- Dataset records:

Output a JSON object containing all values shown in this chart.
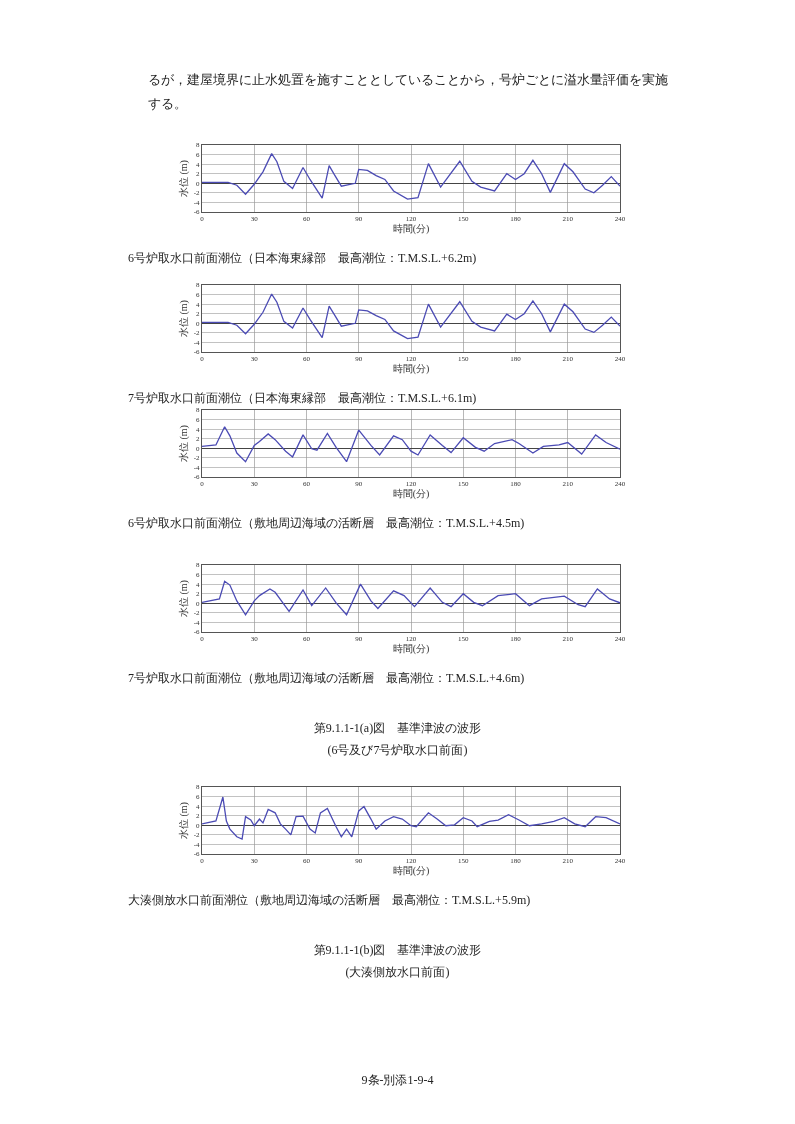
{
  "chart_data": [
    {
      "type": "line",
      "title": "6号炉取水口前面潮位（日本海東縁部　最高潮位：T.M.S.L.+6.2m)",
      "annotations": [
        "るが，建屋境界に止水処置を施すこととしていることから，号炉ごとに溢水量評価を実施する。"
      ],
      "xlabel": "時間(分)",
      "ylabel": "水位 (m)",
      "xlim": [
        0,
        240
      ],
      "xticks": [
        0,
        30,
        60,
        90,
        120,
        150,
        180,
        210,
        240
      ],
      "ylim": [
        -6,
        8
      ],
      "yticks": [
        -6,
        -4,
        -2,
        0,
        2,
        4,
        6,
        8
      ],
      "grid": true,
      "marker": "none",
      "line_style": "solid",
      "series": [
        {
          "color": "#4b4bb4",
          "x": [
            0,
            15,
            20,
            25,
            30,
            35,
            40,
            43,
            47,
            52,
            58,
            62,
            69,
            73,
            76,
            80,
            88,
            90,
            95,
            100,
            105,
            110,
            118,
            124,
            130,
            137,
            148,
            155,
            160,
            168,
            175,
            180,
            185,
            190,
            195,
            200,
            208,
            213,
            220,
            225,
            230,
            235,
            240
          ],
          "values": [
            0.2,
            0.2,
            -0.4,
            -2.3,
            -0.2,
            2.4,
            6.2,
            4.5,
            0.4,
            -1.1,
            3.3,
            0.8,
            -3.1,
            3.7,
            1.8,
            -0.6,
            0,
            2.9,
            2.7,
            1.6,
            0.8,
            -1.6,
            -3.3,
            -3.0,
            4.1,
            -0.8,
            4.6,
            0.4,
            -0.8,
            -1.6,
            2.0,
            0.8,
            2.0,
            4.8,
            2.0,
            -1.9,
            4.1,
            2.4,
            -1.2,
            -2.0,
            -0.4,
            1.4,
            -0.6
          ]
        }
      ]
    },
    {
      "type": "line",
      "title": "7号炉取水口前面潮位（日本海東縁部　最高潮位：T.M.S.L.+6.1m)",
      "xlabel": "時間(分)",
      "ylabel": "水位 (m)",
      "xlim": [
        0,
        240
      ],
      "xticks": [
        0,
        30,
        60,
        90,
        120,
        150,
        180,
        210,
        240
      ],
      "ylim": [
        -6,
        8
      ],
      "yticks": [
        -6,
        -4,
        -2,
        0,
        2,
        4,
        6,
        8
      ],
      "grid": true,
      "marker": "none",
      "line_style": "solid",
      "series": [
        {
          "color": "#4b4bb4",
          "x": [
            0,
            15,
            20,
            25,
            30,
            35,
            40,
            43,
            47,
            52,
            58,
            62,
            69,
            73,
            76,
            80,
            88,
            90,
            95,
            100,
            105,
            110,
            118,
            124,
            130,
            137,
            148,
            155,
            160,
            168,
            175,
            180,
            185,
            190,
            195,
            200,
            208,
            213,
            220,
            225,
            230,
            235,
            240
          ],
          "values": [
            0.2,
            0.2,
            -0.4,
            -2.2,
            -0.2,
            2.3,
            6.1,
            4.4,
            0.4,
            -1.0,
            3.2,
            0.8,
            -3.0,
            3.6,
            1.8,
            -0.6,
            0,
            2.8,
            2.6,
            1.6,
            0.8,
            -1.6,
            -3.2,
            -2.9,
            4.0,
            -0.8,
            4.5,
            0.4,
            -0.8,
            -1.6,
            1.9,
            0.8,
            2.0,
            4.7,
            2.0,
            -1.8,
            4.0,
            2.4,
            -1.2,
            -1.9,
            -0.4,
            1.3,
            -0.6
          ]
        }
      ]
    },
    {
      "type": "line",
      "title": "6号炉取水口前面潮位（敷地周辺海域の活断層　最高潮位：T.M.S.L.+4.5m)",
      "xlabel": "時間(分)",
      "ylabel": "水位 (m)",
      "xlim": [
        0,
        240
      ],
      "xticks": [
        0,
        30,
        60,
        90,
        120,
        150,
        180,
        210,
        240
      ],
      "ylim": [
        -6,
        8
      ],
      "yticks": [
        -6,
        -4,
        -2,
        0,
        2,
        4,
        6,
        8
      ],
      "grid": true,
      "marker": "none",
      "line_style": "solid",
      "series": [
        {
          "color": "#4b4bb4",
          "x": [
            0,
            8,
            13,
            16,
            20,
            25,
            30,
            33,
            38,
            42,
            48,
            52,
            58,
            63,
            66,
            72,
            77,
            83,
            90,
            97,
            102,
            110,
            115,
            120,
            124,
            131,
            138,
            143,
            150,
            157,
            162,
            168,
            178,
            182,
            190,
            196,
            205,
            210,
            218,
            226,
            232,
            240
          ],
          "values": [
            0.4,
            0.7,
            4.5,
            2.6,
            -1.0,
            -2.8,
            0.6,
            1.4,
            3.0,
            1.8,
            -0.6,
            -1.8,
            2.8,
            -0.1,
            -0.4,
            3.1,
            0.2,
            -2.8,
            3.8,
            0.6,
            -1.4,
            2.6,
            1.8,
            -0.6,
            -1.4,
            2.8,
            0.6,
            -0.9,
            2.2,
            0.2,
            -0.6,
            1.0,
            1.8,
            1.0,
            -1.0,
            0.4,
            0.7,
            1.2,
            -1.2,
            2.8,
            1.2,
            -0.2
          ]
        }
      ]
    },
    {
      "type": "line",
      "title": "7号炉取水口前面潮位（敷地周辺海域の活断層　最高潮位：T.M.S.L.+4.6m)",
      "annotations": [
        "第9.1.1-1(a)図　基準津波の波形",
        "(6号及び7号炉取水口前面)"
      ],
      "xlabel": "時間(分)",
      "ylabel": "水位 (m)",
      "xlim": [
        0,
        240
      ],
      "xticks": [
        0,
        30,
        60,
        90,
        120,
        150,
        180,
        210,
        240
      ],
      "ylim": [
        -6,
        8
      ],
      "yticks": [
        -6,
        -4,
        -2,
        0,
        2,
        4,
        6,
        8
      ],
      "grid": true,
      "marker": "none",
      "line_style": "solid",
      "series": [
        {
          "color": "#4b4bb4",
          "x": [
            0,
            10,
            13,
            16,
            20,
            25,
            30,
            33,
            39,
            42,
            48,
            50,
            58,
            63,
            71,
            77,
            83,
            91,
            97,
            101,
            110,
            116,
            122,
            131,
            138,
            143,
            150,
            156,
            161,
            170,
            180,
            188,
            195,
            208,
            216,
            220,
            227,
            234,
            240
          ],
          "values": [
            0.2,
            0.9,
            4.6,
            3.8,
            0.5,
            -2.4,
            0.5,
            1.6,
            3.0,
            2.3,
            -0.7,
            -1.7,
            2.8,
            -0.5,
            3.2,
            0.1,
            -2.4,
            4.0,
            0.5,
            -1.1,
            2.6,
            1.6,
            -0.7,
            3.2,
            0.2,
            -0.7,
            2.0,
            0.2,
            -0.5,
            1.6,
            2.0,
            -0.5,
            0.9,
            1.5,
            -0.3,
            -0.7,
            3.0,
            0.9,
            0.1
          ]
        }
      ]
    },
    {
      "type": "line",
      "title": "大湊側放水口前面潮位（敷地周辺海域の活断層　最高潮位：T.M.S.L.+5.9m)",
      "annotations": [
        "第9.1.1-1(b)図　基準津波の波形",
        "(大湊側放水口前面)",
        "9条-別添1-9-4"
      ],
      "xlabel": "時間(分)",
      "ylabel": "水位 (m)",
      "xlim": [
        0,
        240
      ],
      "xticks": [
        0,
        30,
        60,
        90,
        120,
        150,
        180,
        210,
        240
      ],
      "ylim": [
        -6,
        8
      ],
      "yticks": [
        -6,
        -4,
        -2,
        0,
        2,
        4,
        6,
        8
      ],
      "grid": true,
      "marker": "none",
      "line_style": "solid",
      "series": [
        {
          "color": "#4b4bb4",
          "x": [
            0,
            8,
            12,
            14,
            16,
            20,
            23,
            25,
            28,
            30,
            33,
            35,
            38,
            42,
            45,
            48,
            51,
            54,
            58,
            62,
            65,
            68,
            72,
            77,
            80,
            83,
            86,
            90,
            93,
            97,
            100,
            105,
            110,
            115,
            120,
            123,
            130,
            135,
            140,
            145,
            150,
            155,
            158,
            165,
            170,
            176,
            182,
            188,
            195,
            202,
            208,
            214,
            220,
            226,
            232,
            240
          ],
          "values": [
            0.3,
            0.9,
            5.9,
            0.9,
            -0.8,
            -2.4,
            -2.9,
            1.8,
            1.1,
            -0.1,
            1.3,
            0.5,
            3.3,
            2.6,
            0.3,
            -0.8,
            -2.0,
            1.8,
            1.9,
            -0.8,
            -1.6,
            2.6,
            3.5,
            -0.3,
            -2.4,
            -0.8,
            -2.4,
            3.0,
            3.9,
            1.3,
            -0.8,
            0.9,
            1.8,
            1.3,
            -0.1,
            -0.3,
            2.6,
            1.3,
            -0.1,
            0.1,
            1.6,
            0.9,
            -0.3,
            0.8,
            1.1,
            2.2,
            1.1,
            -0.1,
            0.3,
            0.8,
            1.6,
            0.3,
            -0.3,
            1.8,
            1.6,
            0.3
          ]
        }
      ]
    }
  ]
}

- Task objective:
Look through the entries above for the word "最高潮位". Copy every line where it shows up.

- Reply to the task:
      "title": "6号炉取水口前面潮位（日本海東縁部　最高潮位：T.M.S.L.+6.2m)",
      "title": "7号炉取水口前面潮位（日本海東縁部　最高潮位：T.M.S.L.+6.1m)",
      "title": "6号炉取水口前面潮位（敷地周辺海域の活断層　最高潮位：T.M.S.L.+4.5m)",
      "title": "7号炉取水口前面潮位（敷地周辺海域の活断層　最高潮位：T.M.S.L.+4.6m)",
      "title": "大湊側放水口前面潮位（敷地周辺海域の活断層　最高潮位：T.M.S.L.+5.9m)",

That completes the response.